***** Given data

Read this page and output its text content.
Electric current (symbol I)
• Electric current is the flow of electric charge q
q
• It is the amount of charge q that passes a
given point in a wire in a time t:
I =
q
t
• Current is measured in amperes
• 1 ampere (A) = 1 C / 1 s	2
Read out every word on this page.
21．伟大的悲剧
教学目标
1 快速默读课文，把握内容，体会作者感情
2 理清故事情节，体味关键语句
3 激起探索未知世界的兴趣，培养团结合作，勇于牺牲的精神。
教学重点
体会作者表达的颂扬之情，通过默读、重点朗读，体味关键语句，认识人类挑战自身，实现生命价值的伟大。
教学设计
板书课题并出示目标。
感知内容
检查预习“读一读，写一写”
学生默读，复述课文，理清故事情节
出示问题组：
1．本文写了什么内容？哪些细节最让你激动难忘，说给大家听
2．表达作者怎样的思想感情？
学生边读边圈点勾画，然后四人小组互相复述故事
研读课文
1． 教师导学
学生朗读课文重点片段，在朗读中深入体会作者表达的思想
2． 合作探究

**********

■ **Description of the task**:
Find the line with "Read out every word on this page." in the listing above, then write out that line and each remaining line exactly, with no other text.

■ **Correct output**:
Read out every word on this page.
21．伟大的悲剧
教学目标
1 快速默读课文，把握内容，体会作者感情
2 理清故事情节，体味关键语句
3 激起探索未知世界的兴趣，培养团结合作，勇于牺牲的精神。
教学重点
体会作者表达的颂扬之情，通过默读、重点朗读，体味关键语句，认识人类挑战自身，实现生命价值的伟大。
教学设计
板书课题并出示目标。
感知内容
检查预习“读一读，写一写”
学生默读，复述课文，理清故事情节
出示问题组：
1．本文写了什么内容？哪些细节最让你激动难忘，说给大家听
2．表达作者怎样的思想感情？
学生边读边圈点勾画，然后四人小组互相复述故事
研读课文
1． 教师导学
学生朗读课文重点片段，在朗读中深入体会作者表达的思想
2． 合作探究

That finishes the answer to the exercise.